• WORK INSTRUCTIONS: All of the data needs to be repeated exactly.

* start ENTRIES *

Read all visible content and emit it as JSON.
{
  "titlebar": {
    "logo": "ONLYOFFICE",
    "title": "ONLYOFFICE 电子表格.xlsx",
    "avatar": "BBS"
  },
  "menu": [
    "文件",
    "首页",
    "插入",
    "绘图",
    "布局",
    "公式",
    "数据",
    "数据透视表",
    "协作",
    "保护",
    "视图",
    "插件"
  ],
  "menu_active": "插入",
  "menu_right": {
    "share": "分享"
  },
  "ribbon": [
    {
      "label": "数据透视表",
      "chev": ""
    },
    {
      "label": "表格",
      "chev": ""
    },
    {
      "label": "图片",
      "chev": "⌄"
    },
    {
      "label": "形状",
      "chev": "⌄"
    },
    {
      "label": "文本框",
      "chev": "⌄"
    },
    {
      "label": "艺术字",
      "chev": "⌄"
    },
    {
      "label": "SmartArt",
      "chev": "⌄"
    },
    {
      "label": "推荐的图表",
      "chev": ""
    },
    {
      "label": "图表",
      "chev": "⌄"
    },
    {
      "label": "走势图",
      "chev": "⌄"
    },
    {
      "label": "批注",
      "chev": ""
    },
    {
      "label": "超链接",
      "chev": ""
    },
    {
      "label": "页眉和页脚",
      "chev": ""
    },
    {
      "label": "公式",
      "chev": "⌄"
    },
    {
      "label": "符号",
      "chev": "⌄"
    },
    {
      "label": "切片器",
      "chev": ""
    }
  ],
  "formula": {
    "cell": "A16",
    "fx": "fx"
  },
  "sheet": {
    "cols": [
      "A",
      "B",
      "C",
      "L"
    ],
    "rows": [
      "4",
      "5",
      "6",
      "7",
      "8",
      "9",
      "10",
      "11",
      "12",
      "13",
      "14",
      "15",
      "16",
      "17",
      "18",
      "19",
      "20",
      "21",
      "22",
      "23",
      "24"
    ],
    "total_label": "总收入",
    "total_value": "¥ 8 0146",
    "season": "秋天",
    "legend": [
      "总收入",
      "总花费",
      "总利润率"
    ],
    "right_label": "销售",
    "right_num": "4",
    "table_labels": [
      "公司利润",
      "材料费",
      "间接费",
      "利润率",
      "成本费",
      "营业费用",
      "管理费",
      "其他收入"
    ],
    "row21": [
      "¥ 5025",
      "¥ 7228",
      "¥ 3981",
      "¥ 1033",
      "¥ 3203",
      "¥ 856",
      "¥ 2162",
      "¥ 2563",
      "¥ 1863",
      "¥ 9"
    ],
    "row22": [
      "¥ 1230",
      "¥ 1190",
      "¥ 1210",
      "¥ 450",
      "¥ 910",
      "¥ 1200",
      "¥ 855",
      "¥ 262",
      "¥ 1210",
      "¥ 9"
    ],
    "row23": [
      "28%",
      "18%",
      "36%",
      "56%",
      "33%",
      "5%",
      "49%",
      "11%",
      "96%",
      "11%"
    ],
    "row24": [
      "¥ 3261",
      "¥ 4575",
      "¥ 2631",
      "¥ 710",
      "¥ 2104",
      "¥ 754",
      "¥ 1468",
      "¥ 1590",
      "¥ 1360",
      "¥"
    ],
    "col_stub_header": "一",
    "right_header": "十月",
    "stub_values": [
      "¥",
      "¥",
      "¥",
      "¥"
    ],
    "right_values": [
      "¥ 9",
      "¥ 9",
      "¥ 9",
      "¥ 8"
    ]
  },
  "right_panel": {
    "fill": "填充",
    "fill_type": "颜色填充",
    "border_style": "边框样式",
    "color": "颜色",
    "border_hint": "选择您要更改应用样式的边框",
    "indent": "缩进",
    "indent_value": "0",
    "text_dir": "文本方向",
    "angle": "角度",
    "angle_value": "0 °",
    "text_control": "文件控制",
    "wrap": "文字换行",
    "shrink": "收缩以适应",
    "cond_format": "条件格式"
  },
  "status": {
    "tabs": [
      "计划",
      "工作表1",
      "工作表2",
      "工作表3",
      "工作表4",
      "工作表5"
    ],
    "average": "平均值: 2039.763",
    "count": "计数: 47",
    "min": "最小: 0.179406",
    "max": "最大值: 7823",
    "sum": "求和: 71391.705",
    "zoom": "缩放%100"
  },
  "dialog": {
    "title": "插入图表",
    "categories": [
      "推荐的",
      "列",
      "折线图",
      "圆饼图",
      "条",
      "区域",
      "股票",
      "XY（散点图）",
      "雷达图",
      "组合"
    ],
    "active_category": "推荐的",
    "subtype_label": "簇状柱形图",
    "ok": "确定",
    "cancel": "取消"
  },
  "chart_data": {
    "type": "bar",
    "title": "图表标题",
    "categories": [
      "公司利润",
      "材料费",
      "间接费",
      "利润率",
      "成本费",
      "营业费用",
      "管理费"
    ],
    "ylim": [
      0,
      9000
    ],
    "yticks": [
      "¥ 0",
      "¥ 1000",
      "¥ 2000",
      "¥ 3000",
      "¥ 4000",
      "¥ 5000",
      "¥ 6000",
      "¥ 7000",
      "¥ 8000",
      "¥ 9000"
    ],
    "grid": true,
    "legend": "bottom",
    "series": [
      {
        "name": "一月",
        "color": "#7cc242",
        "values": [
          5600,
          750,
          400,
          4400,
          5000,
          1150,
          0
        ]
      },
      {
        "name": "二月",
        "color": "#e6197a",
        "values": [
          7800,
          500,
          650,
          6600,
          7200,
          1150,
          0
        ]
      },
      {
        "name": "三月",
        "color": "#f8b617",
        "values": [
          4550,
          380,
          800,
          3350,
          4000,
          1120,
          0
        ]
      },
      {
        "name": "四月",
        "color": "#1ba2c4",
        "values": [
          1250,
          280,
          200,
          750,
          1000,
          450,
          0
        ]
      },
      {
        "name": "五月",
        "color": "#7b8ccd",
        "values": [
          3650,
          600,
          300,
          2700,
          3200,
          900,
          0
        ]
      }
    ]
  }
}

* end ENTRIES *

• WRITTEN SOLUTION:
Read all visible content and emit it as JSON.
{
  "titlebar": {
    "logo": "ONLYOFFICE",
    "title": "ONLYOFFICE 电子表格.xlsx",
    "avatar": "BBS"
  },
  "menu": [
    "文件",
    "首页",
    "插入",
    "绘图",
    "布局",
    "公式",
    "数据",
    "数据透视表",
    "协作",
    "保护",
    "视图",
    "插件"
  ],
  "menu_active": "插入",
  "menu_right": {
    "share": "分享"
  },
  "ribbon": [
    {
      "label": "数据透视表",
      "chev": ""
    },
    {
      "label": "表格",
      "chev": ""
    },
    {
      "label": "图片",
      "chev": "⌄"
    },
    {
      "label": "形状",
      "chev": "⌄"
    },
    {
      "label": "文本框",
      "chev": "⌄"
    },
    {
      "label": "艺术字",
      "chev": "⌄"
    },
    {
      "label": "SmartArt",
      "chev": "⌄"
    },
    {
      "label": "推荐的图表",
      "chev": ""
    },
    {
      "label": "图表",
      "chev": "⌄"
    },
    {
      "label": "走势图",
      "chev": "⌄"
    },
    {
      "label": "批注",
      "chev": ""
    },
    {
      "label": "超链接",
      "chev": ""
    },
    {
      "label": "页眉和页脚",
      "chev": ""
    },
    {
      "label": "公式",
      "chev": "⌄"
    },
    {
      "label": "符号",
      "chev": "⌄"
    },
    {
      "label": "切片器",
      "chev": ""
    }
  ],
  "formula": {
    "cell": "A16",
    "fx": "fx"
  },
  "sheet": {
    "cols": [
      "A",
      "B",
      "C",
      "L"
    ],
    "rows": [
      "4",
      "5",
      "6",
      "7",
      "8",
      "9",
      "10",
      "11",
      "12",
      "13",
      "14",
      "15",
      "16",
      "17",
      "18",
      "19",
      "20",
      "21",
      "22",
      "23",
      "24"
    ],
    "total_label": "总收入",
    "total_value": "¥ 8 0146",
    "season": "秋天",
    "legend": [
      "总收入",
      "总花费",
      "总利润率"
    ],
    "right_label": "销售",
    "right_num": "4",
    "table_labels": [
      "公司利润",
      "材料费",
      "间接费",
      "利润率",
      "成本费",
      "营业费用",
      "管理费",
      "其他收入"
    ],
    "row21": [
      "¥ 5025",
      "¥ 7228",
      "¥ 3981",
      "¥ 1033",
      "¥ 3203",
      "¥ 856",
      "¥ 2162",
      "¥ 2563",
      "¥ 1863",
      "¥ 9"
    ],
    "row22": [
      "¥ 1230",
      "¥ 1190",
      "¥ 1210",
      "¥ 450",
      "¥ 910",
      "¥ 1200",
      "¥ 855",
      "¥ 262",
      "¥ 1210",
      "¥ 9"
    ],
    "row23": [
      "28%",
      "18%",
      "36%",
      "56%",
      "33%",
      "5%",
      "49%",
      "11%",
      "96%",
      "11%"
    ],
    "row24": [
      "¥ 3261",
      "¥ 4575",
      "¥ 2631",
      "¥ 710",
      "¥ 2104",
      "¥ 754",
      "¥ 1468",
      "¥ 1590",
      "¥ 1360",
      "¥"
    ],
    "col_stub_header": "一",
    "right_header": "十月",
    "stub_values": [
      "¥",
      "¥",
      "¥",
      "¥"
    ],
    "right_values": [
      "¥ 9",
      "¥ 9",
      "¥ 9",
      "¥ 8"
    ]
  },
  "right_panel": {
    "fill": "填充",
    "fill_type": "颜色填充",
    "border_style": "边框样式",
    "color": "颜色",
    "border_hint": "选择您要更改应用样式的边框",
    "indent": "缩进",
    "indent_value": "0",
    "text_dir": "文本方向",
    "angle": "角度",
    "angle_value": "0 °",
    "text_control": "文件控制",
    "wrap": "文字换行",
    "shrink": "收缩以适应",
    "cond_format": "条件格式"
  },
  "status": {
    "tabs": [
      "计划",
      "工作表1",
      "工作表2",
      "工作表3",
      "工作表4",
      "工作表5"
    ],
    "average": "平均值: 2039.763",
    "count": "计数: 47",
    "min": "最小: 0.179406",
    "max": "最大值: 7823",
    "sum": "求和: 71391.705",
    "zoom": "缩放%100"
  },
  "dialog": {
    "title": "插入图表",
    "categories": [
      "推荐的",
      "列",
      "折线图",
      "圆饼图",
      "条",
      "区域",
      "股票",
      "XY（散点图）",
      "雷达图",
      "组合"
    ],
    "active_category": "推荐的",
    "subtype_label": "簇状柱形图",
    "ok": "确定",
    "cancel": "取消"
  },
  "chart_data": {
    "type": "bar",
    "title": "图表标题",
    "categories": [
      "公司利润",
      "材料费",
      "间接费",
      "利润率",
      "成本费",
      "营业费用",
      "管理费"
    ],
    "ylim": [
      0,
      9000
    ],
    "yticks": [
      "¥ 0",
      "¥ 1000",
      "¥ 2000",
      "¥ 3000",
      "¥ 4000",
      "¥ 5000",
      "¥ 6000",
      "¥ 7000",
      "¥ 8000",
      "¥ 9000"
    ],
    "grid": true,
    "legend": "bottom",
    "series": [
      {
        "name": "一月",
        "color": "#7cc242",
        "values": [
          5600,
          750,
          400,
          4400,
          5000,
          1150,
          0
        ]
      },
      {
        "name": "二月",
        "color": "#e6197a",
        "values": [
          7800,
          500,
          650,
          6600,
          7200,
          1150,
          0
        ]
      },
      {
        "name": "三月",
        "color": "#f8b617",
        "values": [
          4550,
          380,
          800,
          3350,
          4000,
          1120,
          0
        ]
      },
      {
        "name": "四月",
        "color": "#1ba2c4",
        "values": [
          1250,
          280,
          200,
          750,
          1000,
          450,
          0
        ]
      },
      {
        "name": "五月",
        "color": "#7b8ccd",
        "values": [
          3650,
          600,
          300,
          2700,
          3200,
          900,
          0
        ]
      }
    ]
  }
}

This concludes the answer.